Report, word for word, every line of the material that contains "Beijing".

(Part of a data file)
*-*-*
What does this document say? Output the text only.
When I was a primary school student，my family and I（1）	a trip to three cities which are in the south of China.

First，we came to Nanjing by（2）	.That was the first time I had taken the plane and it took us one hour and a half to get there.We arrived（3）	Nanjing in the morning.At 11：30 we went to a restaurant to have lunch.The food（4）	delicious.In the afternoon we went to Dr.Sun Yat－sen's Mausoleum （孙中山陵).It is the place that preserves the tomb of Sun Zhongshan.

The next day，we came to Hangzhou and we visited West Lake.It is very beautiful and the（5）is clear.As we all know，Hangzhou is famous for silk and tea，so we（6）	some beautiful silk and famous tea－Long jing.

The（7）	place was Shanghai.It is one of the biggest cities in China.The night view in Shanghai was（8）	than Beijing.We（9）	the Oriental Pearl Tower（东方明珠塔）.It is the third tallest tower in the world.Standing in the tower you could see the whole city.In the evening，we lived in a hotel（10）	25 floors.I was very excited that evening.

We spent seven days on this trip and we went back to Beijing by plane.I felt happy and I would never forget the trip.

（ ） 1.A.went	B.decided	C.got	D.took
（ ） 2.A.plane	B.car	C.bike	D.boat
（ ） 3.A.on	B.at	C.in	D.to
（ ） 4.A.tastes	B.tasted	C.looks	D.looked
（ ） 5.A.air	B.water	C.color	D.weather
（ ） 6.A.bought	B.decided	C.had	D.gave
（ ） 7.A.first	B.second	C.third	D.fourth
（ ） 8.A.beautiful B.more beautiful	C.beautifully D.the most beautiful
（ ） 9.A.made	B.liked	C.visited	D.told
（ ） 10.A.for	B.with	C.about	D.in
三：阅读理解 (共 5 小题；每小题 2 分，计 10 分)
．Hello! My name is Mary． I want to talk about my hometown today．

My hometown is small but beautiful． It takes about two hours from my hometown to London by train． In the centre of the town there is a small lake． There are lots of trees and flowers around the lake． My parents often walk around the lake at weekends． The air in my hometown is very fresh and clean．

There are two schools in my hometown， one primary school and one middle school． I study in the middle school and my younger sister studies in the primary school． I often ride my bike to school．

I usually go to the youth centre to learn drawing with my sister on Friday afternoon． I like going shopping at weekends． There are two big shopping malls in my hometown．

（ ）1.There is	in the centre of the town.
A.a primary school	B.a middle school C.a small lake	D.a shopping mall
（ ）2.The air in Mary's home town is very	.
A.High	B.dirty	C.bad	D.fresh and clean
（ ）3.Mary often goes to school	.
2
*-*-*
Completed task:
The（7）	place was Shanghai.It is one of the biggest cities in China.The night view in Shanghai was（8）	than Beijing.We（9）	the Oriental Pearl Tower（东方明珠塔）.It is the third tallest tower in the world.Standing in the tower you could see the whole city.In the evening，we lived in a hotel（10）	25 floors.I was very excited that evening.
We spent seven days on this trip and we went back to Beijing by plane.I felt happy and I would never forget the trip.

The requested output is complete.